::: PROVIDED ENTRIES

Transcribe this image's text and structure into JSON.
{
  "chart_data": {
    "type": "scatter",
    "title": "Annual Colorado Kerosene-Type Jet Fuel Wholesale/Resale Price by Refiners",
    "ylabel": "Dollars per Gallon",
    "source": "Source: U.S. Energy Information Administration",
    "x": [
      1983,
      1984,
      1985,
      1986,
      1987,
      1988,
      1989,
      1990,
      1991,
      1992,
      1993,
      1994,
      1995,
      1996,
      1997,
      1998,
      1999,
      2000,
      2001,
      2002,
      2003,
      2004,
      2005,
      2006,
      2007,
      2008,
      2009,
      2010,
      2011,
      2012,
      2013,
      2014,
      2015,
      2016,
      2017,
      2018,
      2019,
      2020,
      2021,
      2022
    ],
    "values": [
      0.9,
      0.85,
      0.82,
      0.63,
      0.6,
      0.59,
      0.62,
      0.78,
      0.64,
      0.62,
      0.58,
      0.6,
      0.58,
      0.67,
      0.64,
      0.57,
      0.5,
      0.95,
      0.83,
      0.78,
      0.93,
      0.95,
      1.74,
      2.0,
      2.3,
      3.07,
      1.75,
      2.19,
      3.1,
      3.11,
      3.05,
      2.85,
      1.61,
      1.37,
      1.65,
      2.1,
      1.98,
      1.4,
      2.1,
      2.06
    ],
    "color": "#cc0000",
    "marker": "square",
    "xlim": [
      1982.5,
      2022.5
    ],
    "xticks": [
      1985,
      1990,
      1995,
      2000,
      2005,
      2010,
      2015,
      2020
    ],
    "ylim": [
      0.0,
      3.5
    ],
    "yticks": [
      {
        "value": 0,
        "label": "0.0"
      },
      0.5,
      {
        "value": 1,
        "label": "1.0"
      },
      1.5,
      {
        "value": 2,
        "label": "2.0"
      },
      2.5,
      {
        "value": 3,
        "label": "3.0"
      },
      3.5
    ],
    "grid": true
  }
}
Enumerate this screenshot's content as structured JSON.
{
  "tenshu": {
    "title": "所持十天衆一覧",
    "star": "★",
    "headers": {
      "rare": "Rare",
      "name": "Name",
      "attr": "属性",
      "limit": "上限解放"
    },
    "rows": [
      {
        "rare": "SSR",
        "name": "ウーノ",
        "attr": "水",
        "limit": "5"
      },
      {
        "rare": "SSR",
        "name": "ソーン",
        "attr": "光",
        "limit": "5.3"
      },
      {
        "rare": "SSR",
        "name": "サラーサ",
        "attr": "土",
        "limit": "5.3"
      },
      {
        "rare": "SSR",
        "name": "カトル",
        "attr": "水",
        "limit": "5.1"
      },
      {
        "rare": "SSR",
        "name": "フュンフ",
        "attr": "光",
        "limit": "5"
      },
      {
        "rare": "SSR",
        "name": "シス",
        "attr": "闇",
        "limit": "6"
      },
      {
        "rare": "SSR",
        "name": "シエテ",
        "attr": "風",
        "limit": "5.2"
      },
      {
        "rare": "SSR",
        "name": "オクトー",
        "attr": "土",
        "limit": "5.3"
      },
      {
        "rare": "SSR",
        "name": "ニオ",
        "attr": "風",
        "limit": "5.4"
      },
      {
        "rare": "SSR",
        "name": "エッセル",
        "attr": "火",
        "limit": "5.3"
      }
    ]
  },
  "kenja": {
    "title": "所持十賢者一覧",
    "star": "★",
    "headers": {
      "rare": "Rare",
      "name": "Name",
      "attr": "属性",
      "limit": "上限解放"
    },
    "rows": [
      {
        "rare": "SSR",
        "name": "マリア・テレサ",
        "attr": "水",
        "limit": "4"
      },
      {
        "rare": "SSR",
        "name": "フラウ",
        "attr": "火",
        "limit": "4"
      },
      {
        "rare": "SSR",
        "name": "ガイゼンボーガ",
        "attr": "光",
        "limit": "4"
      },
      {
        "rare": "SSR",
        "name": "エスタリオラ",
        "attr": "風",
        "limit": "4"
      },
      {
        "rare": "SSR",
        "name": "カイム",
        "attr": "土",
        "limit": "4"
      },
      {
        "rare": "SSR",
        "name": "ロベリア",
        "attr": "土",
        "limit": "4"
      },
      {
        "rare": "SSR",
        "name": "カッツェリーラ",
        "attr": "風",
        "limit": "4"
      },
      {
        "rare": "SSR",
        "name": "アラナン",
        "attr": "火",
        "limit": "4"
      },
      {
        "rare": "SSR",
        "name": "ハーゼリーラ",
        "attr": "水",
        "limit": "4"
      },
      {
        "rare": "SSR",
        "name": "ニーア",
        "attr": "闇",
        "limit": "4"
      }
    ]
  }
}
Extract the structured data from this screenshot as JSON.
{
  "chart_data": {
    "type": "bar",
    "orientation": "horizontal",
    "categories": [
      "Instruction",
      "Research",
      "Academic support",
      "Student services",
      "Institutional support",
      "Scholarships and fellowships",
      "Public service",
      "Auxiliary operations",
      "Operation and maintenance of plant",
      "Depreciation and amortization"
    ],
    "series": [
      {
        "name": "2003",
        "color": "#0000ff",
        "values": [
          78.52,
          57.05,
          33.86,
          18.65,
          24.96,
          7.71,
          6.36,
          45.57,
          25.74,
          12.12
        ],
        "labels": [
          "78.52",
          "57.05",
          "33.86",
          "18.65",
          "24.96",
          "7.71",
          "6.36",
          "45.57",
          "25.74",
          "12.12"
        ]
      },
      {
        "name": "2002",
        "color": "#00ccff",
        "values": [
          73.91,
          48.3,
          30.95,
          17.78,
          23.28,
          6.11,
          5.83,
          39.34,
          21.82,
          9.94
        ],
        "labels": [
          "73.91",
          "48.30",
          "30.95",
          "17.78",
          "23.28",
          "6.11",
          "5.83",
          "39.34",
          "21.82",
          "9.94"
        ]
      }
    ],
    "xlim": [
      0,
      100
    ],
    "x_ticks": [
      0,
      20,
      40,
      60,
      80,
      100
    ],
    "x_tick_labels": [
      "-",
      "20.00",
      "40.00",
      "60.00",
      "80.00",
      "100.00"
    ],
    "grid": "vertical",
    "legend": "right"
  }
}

::::::

> [DIRECTIONS]
What is the number of lines in the records above that include the word "structured"? Reply with that number and nothing more.

> [RESULT OF THIS EXERCISE]
2